Objectif 1 -> Dans le texte sur la gratification différée en Bourse, combien de temps l'enfant devait-il attendre avant de manger sa guimauve pour en recevoir une autre ?

Les investigateurs financiers|Publié le 21 février 2020

Retarder la gratification immédiate en Bourse

(Photo: 123RF)

BLOGUE INVITÉ. Dans les années 1960, le psychologue Walter Mischel a mené une expérience désormais célèbre avec des enfants appelée le «test de la guimauve».

L’étude consistait à placer une guimauve devant un enfant, en lui indiquant qu’il recevrait une autre guimauve s’il attendait 15 minutes avant de manger celle devant lui. Le but étant d’étudier la volonté et la capacité à retarder la gratification. Dans une étude de suivi avec les mêmes enfants, ceux qui avaient attendu étaient plus susceptibles d’avoir obtenu du succès par la suite dans leur vie.

Bien que d’autres recherches aient remis en question la validité de cette étude (par exemple, des problèmes de contrôle liés aux antécédents et au niveau des revenus familiaux), nous trouvons cette idée générale de gratification différée très utile en matière d’investissement.

Les gestionnaires qui sont en mesure de réinvestir les capitaux, même si cela pourrait nuire aux bénéfices trimestriels à court terme, vont probablement créer beaucoup de richesse pour l’entreprise. L’exemple actuel le plus célèbre pourrait être celui de Jeff Bezos et d’Amazon, une compagnie qui a fait peu de profit comptable dans son histoire mais qui a créé une valeur énorme pour les actionnaires, et ce en ignorant les demandes de Wall Street.

Données fournies ->

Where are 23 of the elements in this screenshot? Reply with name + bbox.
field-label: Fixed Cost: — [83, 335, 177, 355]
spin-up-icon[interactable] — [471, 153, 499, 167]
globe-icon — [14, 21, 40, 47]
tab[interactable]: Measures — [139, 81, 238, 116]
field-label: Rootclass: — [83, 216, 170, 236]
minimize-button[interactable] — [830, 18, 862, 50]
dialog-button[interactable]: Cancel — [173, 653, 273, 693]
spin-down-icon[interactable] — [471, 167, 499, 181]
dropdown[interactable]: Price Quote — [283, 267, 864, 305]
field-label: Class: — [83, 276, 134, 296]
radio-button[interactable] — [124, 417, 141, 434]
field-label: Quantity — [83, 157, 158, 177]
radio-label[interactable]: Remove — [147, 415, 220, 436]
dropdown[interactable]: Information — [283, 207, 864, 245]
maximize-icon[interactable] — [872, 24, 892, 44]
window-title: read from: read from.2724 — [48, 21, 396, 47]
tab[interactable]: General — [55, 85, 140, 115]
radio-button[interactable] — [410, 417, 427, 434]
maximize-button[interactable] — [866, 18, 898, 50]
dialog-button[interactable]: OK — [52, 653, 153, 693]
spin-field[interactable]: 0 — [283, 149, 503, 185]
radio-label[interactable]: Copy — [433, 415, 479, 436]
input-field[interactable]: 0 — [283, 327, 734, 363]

Objectif 2 -> Recopiez à l'identique tout ce qui figure dans les entrées, depuis leur première ligne jusqu'à la ligne contenant "field-label: Quantity — [83, 157, 158, 177]", celle-ci comprise.

Réponse attendue 1 -> 15 minutes.

Réponse attendue 2 ->
Where are 23 of the elements in this screenshot? Reply with name + bbox.
field-label: Fixed Cost: — [83, 335, 177, 355]
spin-up-icon[interactable] — [471, 153, 499, 167]
globe-icon — [14, 21, 40, 47]
tab[interactable]: Measures — [139, 81, 238, 116]
field-label: Rootclass: — [83, 216, 170, 236]
minimize-button[interactable] — [830, 18, 862, 50]
dialog-button[interactable]: Cancel — [173, 653, 273, 693]
spin-down-icon[interactable] — [471, 167, 499, 181]
dropdown[interactable]: Price Quote — [283, 267, 864, 305]
field-label: Class: — [83, 276, 134, 296]
radio-button[interactable] — [124, 417, 141, 434]
field-label: Quantity — [83, 157, 158, 177]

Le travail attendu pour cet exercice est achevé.